**Exercise directions:** Report the number of lines containing "xlabel", with no other words.

**Input records:**
▼▼▼
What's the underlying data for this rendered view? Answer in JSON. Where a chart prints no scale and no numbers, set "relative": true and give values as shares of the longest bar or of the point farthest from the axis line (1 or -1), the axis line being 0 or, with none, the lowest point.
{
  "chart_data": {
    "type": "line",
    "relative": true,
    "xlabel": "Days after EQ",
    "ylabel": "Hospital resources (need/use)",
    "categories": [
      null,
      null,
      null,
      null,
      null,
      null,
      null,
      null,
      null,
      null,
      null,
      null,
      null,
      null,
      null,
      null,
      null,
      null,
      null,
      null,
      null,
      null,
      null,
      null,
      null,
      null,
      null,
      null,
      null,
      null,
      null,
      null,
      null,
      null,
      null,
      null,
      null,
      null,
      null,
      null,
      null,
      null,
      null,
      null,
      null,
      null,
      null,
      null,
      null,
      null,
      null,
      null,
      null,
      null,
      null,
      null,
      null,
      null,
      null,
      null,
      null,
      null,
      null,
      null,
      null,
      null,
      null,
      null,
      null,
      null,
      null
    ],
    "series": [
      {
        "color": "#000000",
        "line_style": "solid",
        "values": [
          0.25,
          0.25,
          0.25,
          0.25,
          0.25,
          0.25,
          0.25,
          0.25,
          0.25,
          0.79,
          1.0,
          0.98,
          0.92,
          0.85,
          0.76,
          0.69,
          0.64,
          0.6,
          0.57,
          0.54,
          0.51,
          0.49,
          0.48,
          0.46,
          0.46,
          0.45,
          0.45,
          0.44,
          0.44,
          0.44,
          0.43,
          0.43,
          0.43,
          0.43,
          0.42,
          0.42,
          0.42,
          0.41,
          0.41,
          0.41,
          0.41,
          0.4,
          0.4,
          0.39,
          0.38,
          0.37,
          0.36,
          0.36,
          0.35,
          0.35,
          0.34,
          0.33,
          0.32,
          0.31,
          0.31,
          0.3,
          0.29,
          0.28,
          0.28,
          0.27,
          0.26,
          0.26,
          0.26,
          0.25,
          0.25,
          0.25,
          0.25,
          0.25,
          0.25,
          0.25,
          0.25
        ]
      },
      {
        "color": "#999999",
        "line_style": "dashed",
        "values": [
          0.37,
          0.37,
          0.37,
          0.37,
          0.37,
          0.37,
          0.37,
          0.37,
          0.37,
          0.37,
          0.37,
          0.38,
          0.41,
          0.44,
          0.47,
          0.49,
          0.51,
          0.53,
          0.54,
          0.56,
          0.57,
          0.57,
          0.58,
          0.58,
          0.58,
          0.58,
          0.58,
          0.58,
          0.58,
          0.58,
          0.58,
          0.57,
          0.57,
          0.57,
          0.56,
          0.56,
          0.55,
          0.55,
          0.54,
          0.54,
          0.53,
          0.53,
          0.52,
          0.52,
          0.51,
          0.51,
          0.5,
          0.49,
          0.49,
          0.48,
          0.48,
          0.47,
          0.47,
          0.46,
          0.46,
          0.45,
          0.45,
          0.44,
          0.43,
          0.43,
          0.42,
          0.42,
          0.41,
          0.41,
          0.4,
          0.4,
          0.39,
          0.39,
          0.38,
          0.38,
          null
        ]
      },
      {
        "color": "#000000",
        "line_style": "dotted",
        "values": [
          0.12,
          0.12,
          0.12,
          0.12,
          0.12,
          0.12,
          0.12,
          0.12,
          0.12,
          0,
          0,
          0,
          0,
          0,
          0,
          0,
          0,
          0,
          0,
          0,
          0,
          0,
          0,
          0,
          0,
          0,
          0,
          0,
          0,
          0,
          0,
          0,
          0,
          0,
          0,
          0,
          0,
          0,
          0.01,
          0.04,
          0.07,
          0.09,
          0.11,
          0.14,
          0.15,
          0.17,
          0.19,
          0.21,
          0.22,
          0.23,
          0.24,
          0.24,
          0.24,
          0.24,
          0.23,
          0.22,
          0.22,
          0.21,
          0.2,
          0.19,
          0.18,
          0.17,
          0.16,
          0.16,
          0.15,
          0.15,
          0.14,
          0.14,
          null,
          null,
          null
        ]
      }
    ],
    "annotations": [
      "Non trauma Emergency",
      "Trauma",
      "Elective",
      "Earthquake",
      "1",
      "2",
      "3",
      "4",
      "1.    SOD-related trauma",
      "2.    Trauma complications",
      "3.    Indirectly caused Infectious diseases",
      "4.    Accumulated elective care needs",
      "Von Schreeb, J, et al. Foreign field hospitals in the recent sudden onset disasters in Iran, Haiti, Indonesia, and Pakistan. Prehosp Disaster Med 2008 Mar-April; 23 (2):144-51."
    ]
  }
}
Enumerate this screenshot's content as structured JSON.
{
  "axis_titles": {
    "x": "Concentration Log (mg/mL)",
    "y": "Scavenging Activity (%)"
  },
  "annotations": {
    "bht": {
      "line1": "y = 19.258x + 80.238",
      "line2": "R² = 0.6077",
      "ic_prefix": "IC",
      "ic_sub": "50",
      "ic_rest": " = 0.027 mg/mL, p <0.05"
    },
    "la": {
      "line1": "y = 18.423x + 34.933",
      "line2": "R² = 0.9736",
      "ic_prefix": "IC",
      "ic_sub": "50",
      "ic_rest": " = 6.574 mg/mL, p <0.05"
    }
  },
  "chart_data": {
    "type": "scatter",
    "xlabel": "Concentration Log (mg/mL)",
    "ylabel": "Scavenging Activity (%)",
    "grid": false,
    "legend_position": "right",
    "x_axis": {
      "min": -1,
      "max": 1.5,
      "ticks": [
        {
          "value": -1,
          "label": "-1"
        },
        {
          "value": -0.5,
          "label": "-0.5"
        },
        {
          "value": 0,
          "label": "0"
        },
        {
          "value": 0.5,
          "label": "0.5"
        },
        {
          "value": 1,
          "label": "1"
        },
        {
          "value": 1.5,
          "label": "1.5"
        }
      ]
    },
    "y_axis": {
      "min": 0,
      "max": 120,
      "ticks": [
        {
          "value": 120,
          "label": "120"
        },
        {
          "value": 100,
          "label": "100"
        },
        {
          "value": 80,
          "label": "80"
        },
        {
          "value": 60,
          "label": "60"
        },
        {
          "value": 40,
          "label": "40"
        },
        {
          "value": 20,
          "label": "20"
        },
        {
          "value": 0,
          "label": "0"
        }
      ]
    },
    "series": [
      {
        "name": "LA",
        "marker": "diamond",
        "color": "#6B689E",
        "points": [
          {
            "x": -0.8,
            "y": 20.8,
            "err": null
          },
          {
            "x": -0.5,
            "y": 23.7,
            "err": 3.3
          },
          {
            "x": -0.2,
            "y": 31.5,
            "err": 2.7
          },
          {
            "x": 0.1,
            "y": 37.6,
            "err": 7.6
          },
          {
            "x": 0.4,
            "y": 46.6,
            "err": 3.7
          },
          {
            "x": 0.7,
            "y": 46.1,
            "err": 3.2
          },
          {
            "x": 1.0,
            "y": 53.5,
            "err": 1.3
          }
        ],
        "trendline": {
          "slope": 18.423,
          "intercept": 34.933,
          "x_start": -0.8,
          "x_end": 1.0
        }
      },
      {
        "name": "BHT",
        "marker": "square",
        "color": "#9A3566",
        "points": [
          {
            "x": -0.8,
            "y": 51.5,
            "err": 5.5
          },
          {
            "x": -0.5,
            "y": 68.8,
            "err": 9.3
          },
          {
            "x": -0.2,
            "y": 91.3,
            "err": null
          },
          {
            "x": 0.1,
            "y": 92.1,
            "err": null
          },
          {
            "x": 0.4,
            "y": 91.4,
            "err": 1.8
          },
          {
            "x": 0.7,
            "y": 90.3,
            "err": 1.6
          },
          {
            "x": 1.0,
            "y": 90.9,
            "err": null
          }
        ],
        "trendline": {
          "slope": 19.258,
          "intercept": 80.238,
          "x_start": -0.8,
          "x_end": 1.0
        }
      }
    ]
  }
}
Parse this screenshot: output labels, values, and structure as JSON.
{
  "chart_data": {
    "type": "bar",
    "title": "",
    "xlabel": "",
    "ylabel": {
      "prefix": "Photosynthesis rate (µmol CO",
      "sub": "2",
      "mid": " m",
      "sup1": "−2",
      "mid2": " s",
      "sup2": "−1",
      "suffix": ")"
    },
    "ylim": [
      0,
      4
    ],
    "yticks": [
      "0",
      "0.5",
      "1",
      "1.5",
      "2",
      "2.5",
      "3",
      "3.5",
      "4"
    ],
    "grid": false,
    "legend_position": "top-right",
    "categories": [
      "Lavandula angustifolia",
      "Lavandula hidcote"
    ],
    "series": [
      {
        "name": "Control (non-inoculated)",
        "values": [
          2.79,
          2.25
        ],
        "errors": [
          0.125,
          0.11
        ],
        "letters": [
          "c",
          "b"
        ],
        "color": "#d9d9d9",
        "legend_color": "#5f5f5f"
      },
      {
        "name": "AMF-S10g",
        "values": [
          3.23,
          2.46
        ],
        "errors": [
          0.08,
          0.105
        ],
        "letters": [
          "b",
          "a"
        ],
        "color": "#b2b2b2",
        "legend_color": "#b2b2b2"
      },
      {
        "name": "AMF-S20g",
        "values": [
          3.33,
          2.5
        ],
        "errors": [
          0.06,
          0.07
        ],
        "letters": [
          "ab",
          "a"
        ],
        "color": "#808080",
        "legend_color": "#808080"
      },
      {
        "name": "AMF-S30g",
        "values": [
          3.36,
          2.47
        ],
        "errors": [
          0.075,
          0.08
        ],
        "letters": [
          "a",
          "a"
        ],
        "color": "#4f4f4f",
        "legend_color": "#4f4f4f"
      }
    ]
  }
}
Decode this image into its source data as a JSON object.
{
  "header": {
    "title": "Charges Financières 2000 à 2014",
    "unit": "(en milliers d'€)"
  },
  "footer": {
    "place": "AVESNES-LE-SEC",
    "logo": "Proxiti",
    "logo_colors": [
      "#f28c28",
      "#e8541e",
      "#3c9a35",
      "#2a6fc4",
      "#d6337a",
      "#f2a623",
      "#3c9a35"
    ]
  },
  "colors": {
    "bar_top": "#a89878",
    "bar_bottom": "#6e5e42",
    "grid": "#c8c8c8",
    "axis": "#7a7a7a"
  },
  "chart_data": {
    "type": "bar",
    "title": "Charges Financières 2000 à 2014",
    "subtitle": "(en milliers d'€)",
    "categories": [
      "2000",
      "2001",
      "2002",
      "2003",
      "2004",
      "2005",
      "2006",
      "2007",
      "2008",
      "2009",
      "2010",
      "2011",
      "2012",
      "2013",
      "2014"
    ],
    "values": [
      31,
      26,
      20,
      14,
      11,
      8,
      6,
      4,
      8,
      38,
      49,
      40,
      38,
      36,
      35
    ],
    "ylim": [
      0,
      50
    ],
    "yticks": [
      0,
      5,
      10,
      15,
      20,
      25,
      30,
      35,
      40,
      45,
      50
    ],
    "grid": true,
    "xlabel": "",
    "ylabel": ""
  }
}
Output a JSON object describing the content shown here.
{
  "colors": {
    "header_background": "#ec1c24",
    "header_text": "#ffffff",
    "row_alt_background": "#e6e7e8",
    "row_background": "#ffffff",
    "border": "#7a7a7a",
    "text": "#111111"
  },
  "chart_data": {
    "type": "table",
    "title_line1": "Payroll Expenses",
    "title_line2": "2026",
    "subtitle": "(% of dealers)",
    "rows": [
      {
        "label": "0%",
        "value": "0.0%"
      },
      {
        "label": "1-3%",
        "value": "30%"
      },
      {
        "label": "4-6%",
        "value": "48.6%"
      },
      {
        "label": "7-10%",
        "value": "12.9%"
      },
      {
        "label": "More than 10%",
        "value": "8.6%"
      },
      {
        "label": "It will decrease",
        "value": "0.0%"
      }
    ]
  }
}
▲▲▲
**Finished answer:** 4